• **Supplied information**
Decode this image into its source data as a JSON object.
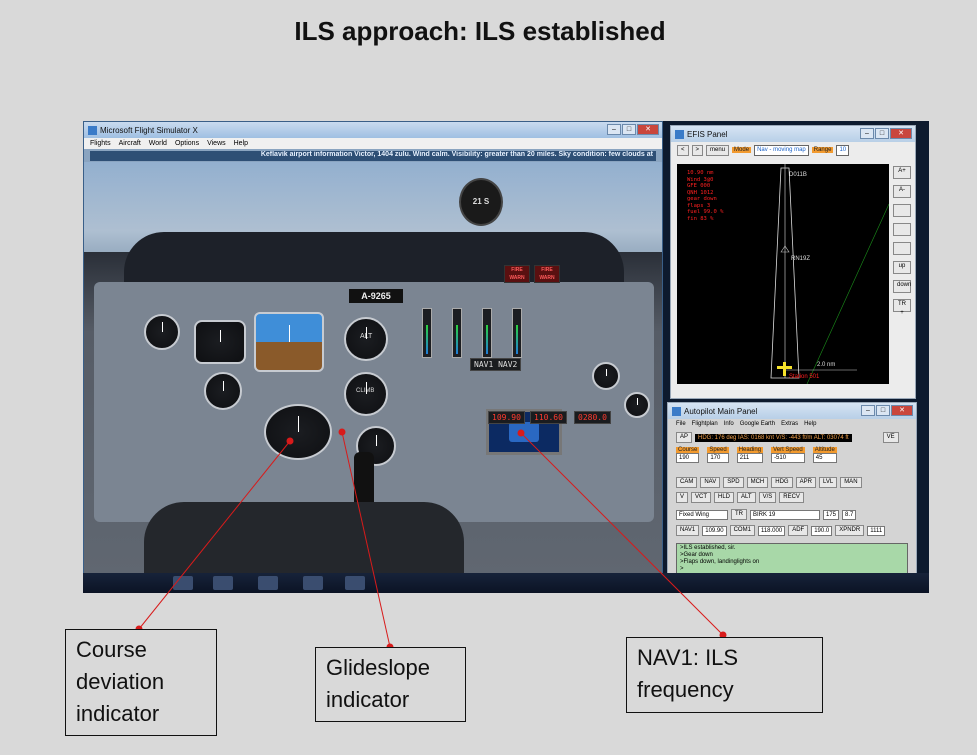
{
  "slide": {
    "title": "ILS approach: ILS established"
  },
  "fsx": {
    "title": "Microsoft Flight Simulator X",
    "menu": [
      "Flights",
      "Aircraft",
      "World",
      "Options",
      "Views",
      "Help"
    ],
    "atis": "Keflavik airport information Victor, 1404 zulu. Wind calm. Visibility: greater than 20 miles. Sky condition: few clouds at",
    "registration": "A-9265",
    "fire_warn_1": "FIRE WARN",
    "fire_warn_2": "FIRE WARN",
    "compass": "21 S",
    "nav1_display": "109.90",
    "nav1_standby": "110.60",
    "radio_3": "0280.0",
    "nav_labels": [
      "NAV1",
      "NAV2"
    ],
    "climb_label": "CLIMB",
    "alt_label": "ALT"
  },
  "efis": {
    "title": "EFIS Panel",
    "buttons": [
      "<",
      ">",
      "menu"
    ],
    "mode_label": "Mode",
    "mode_value": "Nav - moving map",
    "range_label": "Range",
    "range_value": "10",
    "info": "10.90 nm\nWind 3@0\nGFE 000\nQNH 1012\ngear down\nflaps 3\nfuel 99.0 %\nfin 83 %",
    "waypoint_top": "D011B",
    "waypoint_mid": "RN19Z",
    "scale": "2.0 nm",
    "bottom_label": "Station 501",
    "side_buttons": [
      "A+",
      "A-",
      "",
      "",
      "",
      "up",
      "down",
      "TR +"
    ]
  },
  "autopilot": {
    "title": "Autopilot Main Panel",
    "menu": [
      "File",
      "Flightplan",
      "Info",
      "Google Earth",
      "Extras",
      "Help"
    ],
    "ap_button": "AP",
    "ve_button": "VE",
    "status": "HDG: 176 deg IAS: 0168 knt V/S: -443 ft/m ALT: 03074 ft",
    "fields": [
      {
        "label": "Course",
        "value": "190"
      },
      {
        "label": "Speed",
        "value": "170"
      },
      {
        "label": "Heading",
        "value": "211"
      },
      {
        "label": "Vert Speed",
        "value": "-510"
      },
      {
        "label": "Altitude",
        "value": "45"
      }
    ],
    "row1_buttons": [
      "CAM",
      "NAV",
      "SPD",
      "MCH",
      "HDG",
      "APR",
      "LVL",
      "MAN"
    ],
    "row2_buttons": [
      "V",
      "VCT",
      "HLD",
      "ALT",
      "V/S",
      "RECV"
    ],
    "fixed_wing": "Fixed Wing",
    "tr_button": "TR",
    "airport": "BIRK 19",
    "val_175": "175",
    "val_87": "8.7",
    "nav1_label": "NAV1",
    "nav1_value": "109.90",
    "com1_label": "COM1",
    "com1_value": "118.000",
    "adf_label": "ADF",
    "adf_value": "190.0",
    "xpndr_label": "XPNDR",
    "xpndr_value": "1111",
    "log": [
      ">ILS established, sir.",
      ">Gear down",
      ">Flaps down, landinglights on",
      ">"
    ]
  },
  "callouts": {
    "cdi": "Course deviation indicator",
    "glideslope": "Glideslope indicator",
    "nav1": "NAV1: ILS frequency"
  },
  "colors": {
    "leader": "#d81b1b",
    "background": "#d9d9d9"
  }
}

• **What is required**
All lines above containing the string "established" are to be collected.

• **Result of this exercise**
    "title": "ILS approach: ILS established"
      ">ILS established, sir.",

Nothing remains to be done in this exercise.